— STATED GOAL —
Exactly transcribe the span of lines from the one containing "Output the text content of this document." through the final line of the entries, inclusive, and nothing outside it. Exclude the pictures.

—————

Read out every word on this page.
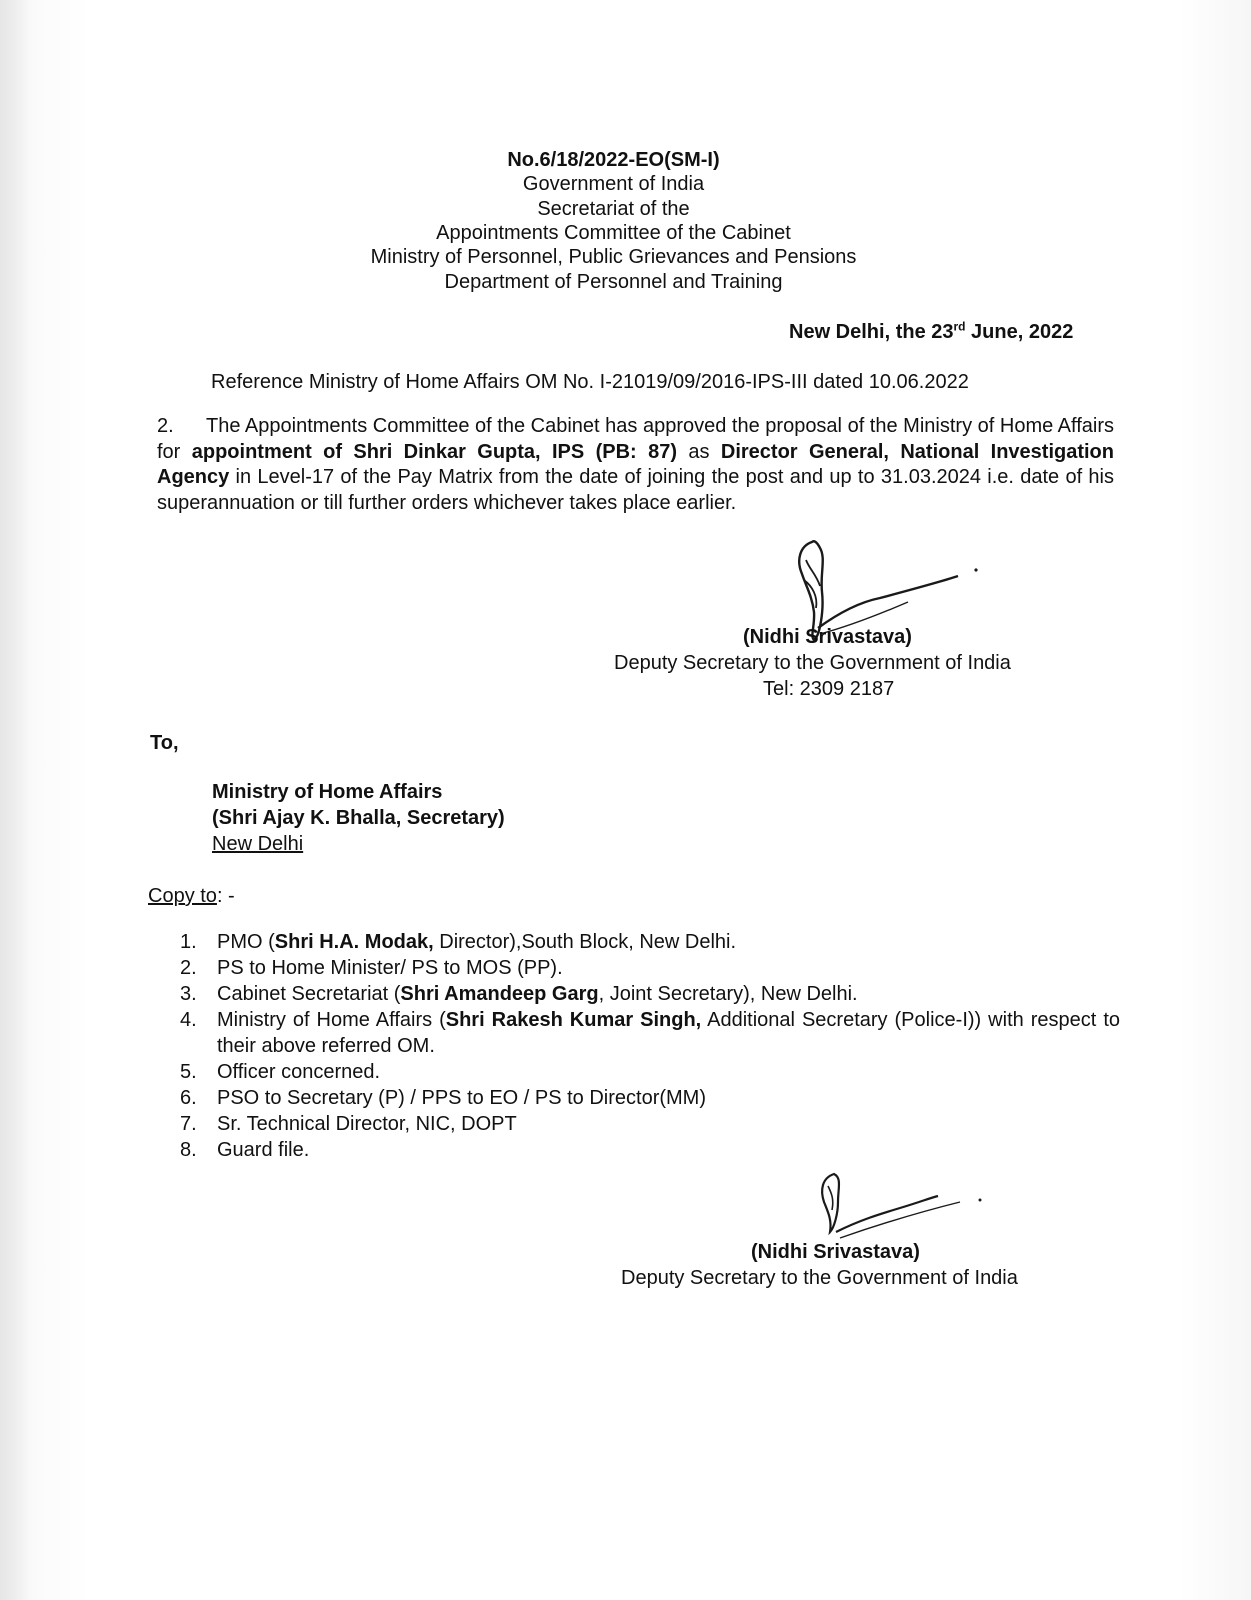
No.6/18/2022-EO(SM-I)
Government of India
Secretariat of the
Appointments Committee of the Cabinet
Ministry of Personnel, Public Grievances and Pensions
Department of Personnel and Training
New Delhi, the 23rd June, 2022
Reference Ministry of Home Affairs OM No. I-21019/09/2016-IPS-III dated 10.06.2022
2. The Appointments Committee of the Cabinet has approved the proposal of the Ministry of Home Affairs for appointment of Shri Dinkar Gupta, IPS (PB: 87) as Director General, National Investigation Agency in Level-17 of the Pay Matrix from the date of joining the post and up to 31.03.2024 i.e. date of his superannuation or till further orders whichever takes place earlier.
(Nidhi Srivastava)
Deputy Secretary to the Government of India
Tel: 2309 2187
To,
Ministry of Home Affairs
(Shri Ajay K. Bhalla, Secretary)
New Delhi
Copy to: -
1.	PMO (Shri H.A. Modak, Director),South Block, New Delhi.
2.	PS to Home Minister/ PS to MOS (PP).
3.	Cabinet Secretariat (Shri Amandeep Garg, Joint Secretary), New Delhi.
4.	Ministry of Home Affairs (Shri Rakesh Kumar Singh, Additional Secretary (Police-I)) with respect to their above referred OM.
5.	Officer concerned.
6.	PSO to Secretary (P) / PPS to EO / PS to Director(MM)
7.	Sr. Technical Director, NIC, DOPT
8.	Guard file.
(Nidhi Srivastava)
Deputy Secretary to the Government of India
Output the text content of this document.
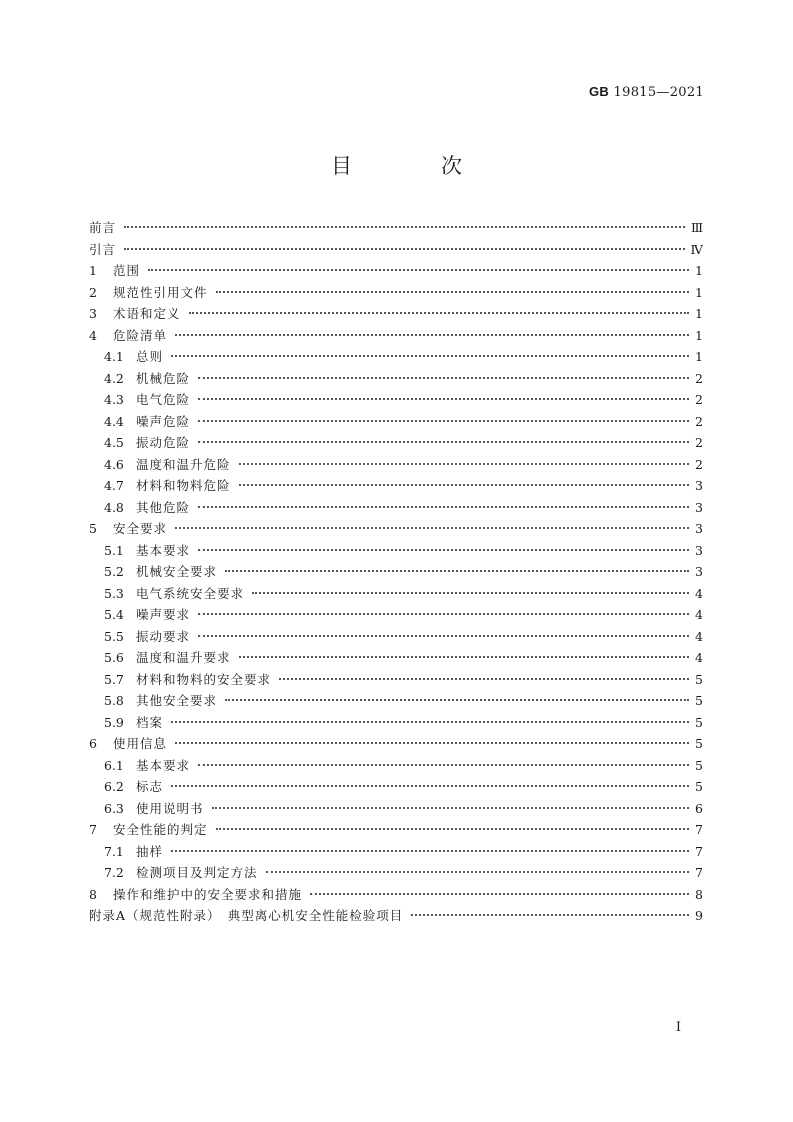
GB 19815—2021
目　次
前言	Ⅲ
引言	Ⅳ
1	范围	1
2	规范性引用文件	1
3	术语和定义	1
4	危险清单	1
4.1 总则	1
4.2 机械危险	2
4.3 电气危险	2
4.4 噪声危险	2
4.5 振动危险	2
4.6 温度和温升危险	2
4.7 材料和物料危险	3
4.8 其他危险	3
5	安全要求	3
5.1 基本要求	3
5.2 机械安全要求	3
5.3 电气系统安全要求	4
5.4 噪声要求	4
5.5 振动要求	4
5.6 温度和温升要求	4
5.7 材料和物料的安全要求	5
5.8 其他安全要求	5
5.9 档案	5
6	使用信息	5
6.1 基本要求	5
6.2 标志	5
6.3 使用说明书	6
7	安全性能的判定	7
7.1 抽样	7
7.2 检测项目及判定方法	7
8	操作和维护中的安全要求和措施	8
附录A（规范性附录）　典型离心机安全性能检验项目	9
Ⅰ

—————

— COMPLETE OUTPUT —
Output the text content of this document.
GB 19815—2021
目　次
前言	Ⅲ
引言	Ⅳ
1	范围	1
2	规范性引用文件	1
3	术语和定义	1
4	危险清单	1
4.1 总则	1
4.2 机械危险	2
4.3 电气危险	2
4.4 噪声危险	2
4.5 振动危险	2
4.6 温度和温升危险	2
4.7 材料和物料危险	3
4.8 其他危险	3
5	安全要求	3
5.1 基本要求	3
5.2 机械安全要求	3
5.3 电气系统安全要求	4
5.4 噪声要求	4
5.5 振动要求	4
5.6 温度和温升要求	4
5.7 材料和物料的安全要求	5
5.8 其他安全要求	5
5.9 档案	5
6	使用信息	5
6.1 基本要求	5
6.2 标志	5
6.3 使用说明书	6
7	安全性能的判定	7
7.1 抽样	7
7.2 检测项目及判定方法	7
8	操作和维护中的安全要求和措施	8
附录A（规范性附录）　典型离心机安全性能检验项目	9
Ⅰ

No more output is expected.